Every line below should be repeated exactly.
•••
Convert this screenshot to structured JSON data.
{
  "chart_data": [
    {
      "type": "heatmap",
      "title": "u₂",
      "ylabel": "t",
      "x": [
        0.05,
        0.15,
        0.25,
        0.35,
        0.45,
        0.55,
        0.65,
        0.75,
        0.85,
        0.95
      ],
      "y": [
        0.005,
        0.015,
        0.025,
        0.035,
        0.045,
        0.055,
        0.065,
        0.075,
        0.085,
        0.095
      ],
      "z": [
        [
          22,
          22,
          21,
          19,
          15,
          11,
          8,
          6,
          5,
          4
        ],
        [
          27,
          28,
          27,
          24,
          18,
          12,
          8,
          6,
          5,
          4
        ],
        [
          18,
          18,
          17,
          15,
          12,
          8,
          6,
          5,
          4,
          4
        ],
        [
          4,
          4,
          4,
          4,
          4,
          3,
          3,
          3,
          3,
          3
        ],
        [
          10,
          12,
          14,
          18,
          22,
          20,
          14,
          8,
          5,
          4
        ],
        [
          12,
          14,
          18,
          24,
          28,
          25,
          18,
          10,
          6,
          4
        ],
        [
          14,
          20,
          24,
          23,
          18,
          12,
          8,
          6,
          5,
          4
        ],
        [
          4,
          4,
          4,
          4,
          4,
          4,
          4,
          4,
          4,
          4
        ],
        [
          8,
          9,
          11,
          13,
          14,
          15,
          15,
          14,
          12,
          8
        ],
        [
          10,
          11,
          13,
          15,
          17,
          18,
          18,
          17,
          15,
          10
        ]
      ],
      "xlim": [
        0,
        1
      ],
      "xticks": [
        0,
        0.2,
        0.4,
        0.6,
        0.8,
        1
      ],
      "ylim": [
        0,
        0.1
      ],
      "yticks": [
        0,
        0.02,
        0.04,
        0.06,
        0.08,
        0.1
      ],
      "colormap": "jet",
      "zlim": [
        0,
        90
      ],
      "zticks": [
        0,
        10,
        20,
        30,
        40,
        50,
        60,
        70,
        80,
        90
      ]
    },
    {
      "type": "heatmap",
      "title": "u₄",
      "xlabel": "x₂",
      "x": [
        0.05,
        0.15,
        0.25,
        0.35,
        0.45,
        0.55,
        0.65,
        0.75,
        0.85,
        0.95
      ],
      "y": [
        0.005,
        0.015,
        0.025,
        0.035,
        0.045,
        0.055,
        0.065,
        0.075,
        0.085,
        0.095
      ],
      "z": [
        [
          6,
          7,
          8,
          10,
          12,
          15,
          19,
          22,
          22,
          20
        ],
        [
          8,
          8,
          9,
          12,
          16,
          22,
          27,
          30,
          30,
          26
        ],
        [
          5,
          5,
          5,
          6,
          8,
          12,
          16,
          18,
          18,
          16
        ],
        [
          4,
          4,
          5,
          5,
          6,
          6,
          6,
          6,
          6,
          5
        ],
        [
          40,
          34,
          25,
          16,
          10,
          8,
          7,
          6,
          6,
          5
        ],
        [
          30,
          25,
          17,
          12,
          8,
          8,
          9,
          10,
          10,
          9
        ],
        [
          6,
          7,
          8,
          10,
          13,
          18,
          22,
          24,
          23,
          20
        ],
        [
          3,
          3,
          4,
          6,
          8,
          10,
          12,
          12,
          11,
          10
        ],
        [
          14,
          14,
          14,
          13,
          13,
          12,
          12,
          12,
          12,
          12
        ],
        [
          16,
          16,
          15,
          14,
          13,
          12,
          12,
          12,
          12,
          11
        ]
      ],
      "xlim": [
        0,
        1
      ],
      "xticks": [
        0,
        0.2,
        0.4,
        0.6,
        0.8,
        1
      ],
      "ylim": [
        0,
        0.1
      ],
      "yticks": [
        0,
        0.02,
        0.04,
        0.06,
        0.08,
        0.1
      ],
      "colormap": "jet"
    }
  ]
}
•••
The response:
Convert this screenshot to structured JSON data.
{
  "chart_data": [
    {
      "type": "heatmap",
      "title": "u₂",
      "ylabel": "t",
      "x": [
        0.05,
        0.15,
        0.25,
        0.35,
        0.45,
        0.55,
        0.65,
        0.75,
        0.85,
        0.95
      ],
      "y": [
        0.005,
        0.015,
        0.025,
        0.035,
        0.045,
        0.055,
        0.065,
        0.075,
        0.085,
        0.095
      ],
      "z": [
        [
          22,
          22,
          21,
          19,
          15,
          11,
          8,
          6,
          5,
          4
        ],
        [
          27,
          28,
          27,
          24,
          18,
          12,
          8,
          6,
          5,
          4
        ],
        [
          18,
          18,
          17,
          15,
          12,
          8,
          6,
          5,
          4,
          4
        ],
        [
          4,
          4,
          4,
          4,
          4,
          3,
          3,
          3,
          3,
          3
        ],
        [
          10,
          12,
          14,
          18,
          22,
          20,
          14,
          8,
          5,
          4
        ],
        [
          12,
          14,
          18,
          24,
          28,
          25,
          18,
          10,
          6,
          4
        ],
        [
          14,
          20,
          24,
          23,
          18,
          12,
          8,
          6,
          5,
          4
        ],
        [
          4,
          4,
          4,
          4,
          4,
          4,
          4,
          4,
          4,
          4
        ],
        [
          8,
          9,
          11,
          13,
          14,
          15,
          15,
          14,
          12,
          8
        ],
        [
          10,
          11,
          13,
          15,
          17,
          18,
          18,
          17,
          15,
          10
        ]
      ],
      "xlim": [
        0,
        1
      ],
      "xticks": [
        0,
        0.2,
        0.4,
        0.6,
        0.8,
        1
      ],
      "ylim": [
        0,
        0.1
      ],
      "yticks": [
        0,
        0.02,
        0.04,
        0.06,
        0.08,
        0.1
      ],
      "colormap": "jet",
      "zlim": [
        0,
        90
      ],
      "zticks": [
        0,
        10,
        20,
        30,
        40,
        50,
        60,
        70,
        80,
        90
      ]
    },
    {
      "type": "heatmap",
      "title": "u₄",
      "xlabel": "x₂",
      "x": [
        0.05,
        0.15,
        0.25,
        0.35,
        0.45,
        0.55,
        0.65,
        0.75,
        0.85,
        0.95
      ],
      "y": [
        0.005,
        0.015,
        0.025,
        0.035,
        0.045,
        0.055,
        0.065,
        0.075,
        0.085,
        0.095
      ],
      "z": [
        [
          6,
          7,
          8,
          10,
          12,
          15,
          19,
          22,
          22,
          20
        ],
        [
          8,
          8,
          9,
          12,
          16,
          22,
          27,
          30,
          30,
          26
        ],
        [
          5,
          5,
          5,
          6,
          8,
          12,
          16,
          18,
          18,
          16
        ],
        [
          4,
          4,
          5,
          5,
          6,
          6,
          6,
          6,
          6,
          5
        ],
        [
          40,
          34,
          25,
          16,
          10,
          8,
          7,
          6,
          6,
          5
        ],
        [
          30,
          25,
          17,
          12,
          8,
          8,
          9,
          10,
          10,
          9
        ],
        [
          6,
          7,
          8,
          10,
          13,
          18,
          22,
          24,
          23,
          20
        ],
        [
          3,
          3,
          4,
          6,
          8,
          10,
          12,
          12,
          11,
          10
        ],
        [
          14,
          14,
          14,
          13,
          13,
          12,
          12,
          12,
          12,
          12
        ],
        [
          16,
          16,
          15,
          14,
          13,
          12,
          12,
          12,
          12,
          11
        ]
      ],
      "xlim": [
        0,
        1
      ],
      "xticks": [
        0,
        0.2,
        0.4,
        0.6,
        0.8,
        1
      ],
      "ylim": [
        0,
        0.1
      ],
      "yticks": [
        0,
        0.02,
        0.04,
        0.06,
        0.08,
        0.1
      ],
      "colormap": "jet"
    }
  ]
}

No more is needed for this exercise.